Return every line of the material below unchanged, with each character, bracket, and number kept as it is.

Element and coordinate material:
— Begin —
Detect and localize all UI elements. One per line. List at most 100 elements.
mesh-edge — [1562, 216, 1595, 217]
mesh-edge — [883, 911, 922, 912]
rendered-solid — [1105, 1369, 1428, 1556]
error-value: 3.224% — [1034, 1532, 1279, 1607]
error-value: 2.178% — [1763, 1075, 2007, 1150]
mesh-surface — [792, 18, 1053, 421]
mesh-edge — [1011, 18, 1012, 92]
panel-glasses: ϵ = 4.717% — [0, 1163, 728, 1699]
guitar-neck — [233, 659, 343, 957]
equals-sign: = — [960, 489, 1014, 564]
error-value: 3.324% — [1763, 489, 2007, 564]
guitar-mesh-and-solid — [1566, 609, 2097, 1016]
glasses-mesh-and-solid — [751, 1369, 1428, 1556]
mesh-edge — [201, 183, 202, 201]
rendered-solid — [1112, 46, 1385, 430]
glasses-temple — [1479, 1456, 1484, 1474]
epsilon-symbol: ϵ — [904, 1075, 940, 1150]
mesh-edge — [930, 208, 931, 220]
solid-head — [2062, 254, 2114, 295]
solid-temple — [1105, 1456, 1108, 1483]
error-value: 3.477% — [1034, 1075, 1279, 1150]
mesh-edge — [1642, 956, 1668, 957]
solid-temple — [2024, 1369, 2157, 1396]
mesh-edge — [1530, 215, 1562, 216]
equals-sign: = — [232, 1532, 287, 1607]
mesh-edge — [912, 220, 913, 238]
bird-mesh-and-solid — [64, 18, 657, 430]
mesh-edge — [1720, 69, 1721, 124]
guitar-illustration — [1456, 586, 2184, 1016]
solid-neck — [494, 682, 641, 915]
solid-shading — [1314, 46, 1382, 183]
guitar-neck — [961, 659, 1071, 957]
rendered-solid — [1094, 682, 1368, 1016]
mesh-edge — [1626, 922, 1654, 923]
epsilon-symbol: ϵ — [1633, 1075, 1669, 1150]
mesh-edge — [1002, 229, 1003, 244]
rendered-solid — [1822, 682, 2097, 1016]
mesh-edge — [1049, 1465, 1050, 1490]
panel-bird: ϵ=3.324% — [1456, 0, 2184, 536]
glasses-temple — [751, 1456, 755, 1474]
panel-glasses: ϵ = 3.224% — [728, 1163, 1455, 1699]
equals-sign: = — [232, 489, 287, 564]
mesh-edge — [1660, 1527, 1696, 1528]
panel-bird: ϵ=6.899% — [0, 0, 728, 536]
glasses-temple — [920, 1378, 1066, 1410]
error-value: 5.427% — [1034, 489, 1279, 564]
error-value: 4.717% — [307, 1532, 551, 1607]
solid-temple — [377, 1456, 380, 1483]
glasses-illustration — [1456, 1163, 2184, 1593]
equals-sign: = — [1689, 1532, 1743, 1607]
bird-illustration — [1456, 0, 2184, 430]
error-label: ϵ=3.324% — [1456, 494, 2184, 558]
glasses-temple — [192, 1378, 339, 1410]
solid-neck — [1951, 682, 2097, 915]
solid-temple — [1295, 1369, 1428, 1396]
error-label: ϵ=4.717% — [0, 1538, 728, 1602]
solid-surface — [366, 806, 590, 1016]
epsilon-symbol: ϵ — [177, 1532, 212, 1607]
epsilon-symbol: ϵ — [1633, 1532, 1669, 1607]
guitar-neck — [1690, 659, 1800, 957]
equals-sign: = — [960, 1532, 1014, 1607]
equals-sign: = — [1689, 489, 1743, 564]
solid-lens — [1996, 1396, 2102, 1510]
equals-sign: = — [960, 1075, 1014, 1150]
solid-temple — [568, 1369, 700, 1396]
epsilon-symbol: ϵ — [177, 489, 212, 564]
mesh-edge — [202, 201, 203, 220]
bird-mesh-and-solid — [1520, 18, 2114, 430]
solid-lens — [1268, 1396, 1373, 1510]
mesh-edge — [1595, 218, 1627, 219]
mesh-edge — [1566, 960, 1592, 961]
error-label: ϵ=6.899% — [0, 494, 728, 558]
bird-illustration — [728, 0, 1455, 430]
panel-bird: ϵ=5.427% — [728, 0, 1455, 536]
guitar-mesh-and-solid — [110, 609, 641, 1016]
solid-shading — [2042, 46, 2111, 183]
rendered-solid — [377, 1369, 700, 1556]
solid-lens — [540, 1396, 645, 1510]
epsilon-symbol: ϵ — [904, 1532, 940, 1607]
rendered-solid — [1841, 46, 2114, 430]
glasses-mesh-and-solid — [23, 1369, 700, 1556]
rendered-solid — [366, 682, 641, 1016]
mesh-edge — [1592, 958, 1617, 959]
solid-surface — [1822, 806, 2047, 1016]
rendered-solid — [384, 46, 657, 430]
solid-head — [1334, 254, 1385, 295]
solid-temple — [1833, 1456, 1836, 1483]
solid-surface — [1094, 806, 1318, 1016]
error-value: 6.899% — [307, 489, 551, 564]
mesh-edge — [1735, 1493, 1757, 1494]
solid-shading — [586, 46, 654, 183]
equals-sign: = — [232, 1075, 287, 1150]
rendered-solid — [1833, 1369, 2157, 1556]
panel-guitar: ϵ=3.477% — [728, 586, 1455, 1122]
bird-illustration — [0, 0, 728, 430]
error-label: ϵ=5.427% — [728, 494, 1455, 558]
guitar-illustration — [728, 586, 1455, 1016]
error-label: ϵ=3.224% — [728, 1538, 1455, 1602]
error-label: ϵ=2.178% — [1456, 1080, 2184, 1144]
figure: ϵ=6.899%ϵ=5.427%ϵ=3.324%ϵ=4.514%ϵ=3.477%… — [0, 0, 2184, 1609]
— End —
Exercise response:
Detect and localize all UI elements. One per line. List at most 100 elements.
mesh-edge — [1562, 216, 1595, 217]
mesh-edge — [883, 911, 922, 912]
rendered-solid — [1105, 1369, 1428, 1556]
error-value: 3.224% — [1034, 1532, 1279, 1607]
error-value: 2.178% — [1763, 1075, 2007, 1150]
mesh-surface — [792, 18, 1053, 421]
mesh-edge — [1011, 18, 1012, 92]
panel-glasses: ϵ = 4.717% — [0, 1163, 728, 1699]
guitar-neck — [233, 659, 343, 957]
equals-sign: = — [960, 489, 1014, 564]
error-value: 3.324% — [1763, 489, 2007, 564]
guitar-mesh-and-solid — [1566, 609, 2097, 1016]
glasses-mesh-and-solid — [751, 1369, 1428, 1556]
mesh-edge — [201, 183, 202, 201]
rendered-solid — [1112, 46, 1385, 430]
glasses-temple — [1479, 1456, 1484, 1474]
epsilon-symbol: ϵ — [904, 1075, 940, 1150]
mesh-edge — [930, 208, 931, 220]
solid-head — [2062, 254, 2114, 295]
solid-temple — [1105, 1456, 1108, 1483]
error-value: 3.477% — [1034, 1075, 1279, 1150]
mesh-edge — [1642, 956, 1668, 957]
solid-temple — [2024, 1369, 2157, 1396]
mesh-edge — [1530, 215, 1562, 216]
equals-sign: = — [232, 1532, 287, 1607]
mesh-edge — [912, 220, 913, 238]
bird-mesh-and-solid — [64, 18, 657, 430]
mesh-edge — [1720, 69, 1721, 124]
guitar-illustration — [1456, 586, 2184, 1016]
solid-neck — [494, 682, 641, 915]
solid-shading — [1314, 46, 1382, 183]
guitar-neck — [961, 659, 1071, 957]
rendered-solid — [1094, 682, 1368, 1016]
mesh-edge — [1626, 922, 1654, 923]
epsilon-symbol: ϵ — [1633, 1075, 1669, 1150]
mesh-edge — [1002, 229, 1003, 244]
rendered-solid — [1822, 682, 2097, 1016]
mesh-edge — [1049, 1465, 1050, 1490]
panel-bird: ϵ=3.324% — [1456, 0, 2184, 536]
glasses-temple — [751, 1456, 755, 1474]
panel-glasses: ϵ = 3.224% — [728, 1163, 1455, 1699]
equals-sign: = — [232, 489, 287, 564]
mesh-edge — [1660, 1527, 1696, 1528]
panel-bird: ϵ=6.899% — [0, 0, 728, 536]
glasses-temple — [920, 1378, 1066, 1410]
error-value: 5.427% — [1034, 489, 1279, 564]
error-value: 4.717% — [307, 1532, 551, 1607]
solid-temple — [377, 1456, 380, 1483]
glasses-illustration — [1456, 1163, 2184, 1593]
equals-sign: = — [1689, 1532, 1743, 1607]
bird-illustration — [1456, 0, 2184, 430]
error-label: ϵ=3.324% — [1456, 494, 2184, 558]
glasses-temple — [192, 1378, 339, 1410]
solid-neck — [1951, 682, 2097, 915]
solid-temple — [1295, 1369, 1428, 1396]
error-label: ϵ=4.717% — [0, 1538, 728, 1602]
solid-surface — [366, 806, 590, 1016]
epsilon-symbol: ϵ — [177, 1532, 212, 1607]
epsilon-symbol: ϵ — [1633, 1532, 1669, 1607]
guitar-neck — [1690, 659, 1800, 957]
equals-sign: = — [960, 1532, 1014, 1607]
equals-sign: = — [1689, 489, 1743, 564]
solid-lens — [1996, 1396, 2102, 1510]
equals-sign: = — [960, 1075, 1014, 1150]
solid-temple — [568, 1369, 700, 1396]
epsilon-symbol: ϵ — [177, 489, 212, 564]
mesh-edge — [202, 201, 203, 220]
bird-mesh-and-solid — [1520, 18, 2114, 430]
solid-lens — [1268, 1396, 1373, 1510]
mesh-edge — [1595, 218, 1627, 219]
mesh-edge — [1566, 960, 1592, 961]
error-label: ϵ=6.899% — [0, 494, 728, 558]
bird-illustration — [728, 0, 1455, 430]
panel-bird: ϵ=5.427% — [728, 0, 1455, 536]
guitar-mesh-and-solid — [110, 609, 641, 1016]
solid-shading — [2042, 46, 2111, 183]
rendered-solid — [377, 1369, 700, 1556]
solid-lens — [540, 1396, 645, 1510]
epsilon-symbol: ϵ — [904, 1532, 940, 1607]
rendered-solid — [1841, 46, 2114, 430]
glasses-mesh-and-solid — [23, 1369, 700, 1556]
rendered-solid — [366, 682, 641, 1016]
mesh-edge — [1592, 958, 1617, 959]
solid-surface — [1822, 806, 2047, 1016]
rendered-solid — [384, 46, 657, 430]
solid-head — [1334, 254, 1385, 295]
solid-temple — [1833, 1456, 1836, 1483]
solid-surface — [1094, 806, 1318, 1016]
error-value: 6.899% — [307, 489, 551, 564]
mesh-edge — [1735, 1493, 1757, 1494]
solid-shading — [586, 46, 654, 183]
equals-sign: = — [232, 1075, 287, 1150]
rendered-solid — [1833, 1369, 2157, 1556]
panel-guitar: ϵ=3.477% — [728, 586, 1455, 1122]
bird-illustration — [0, 0, 728, 430]
error-label: ϵ=5.427% — [728, 494, 1455, 558]
guitar-illustration — [728, 586, 1455, 1016]
error-label: ϵ=3.224% — [728, 1538, 1455, 1602]
error-label: ϵ=2.178% — [1456, 1080, 2184, 1144]
figure: ϵ=6.899%ϵ=5.427%ϵ=3.324%ϵ=4.514%ϵ=3.477%… — [0, 0, 2184, 1609]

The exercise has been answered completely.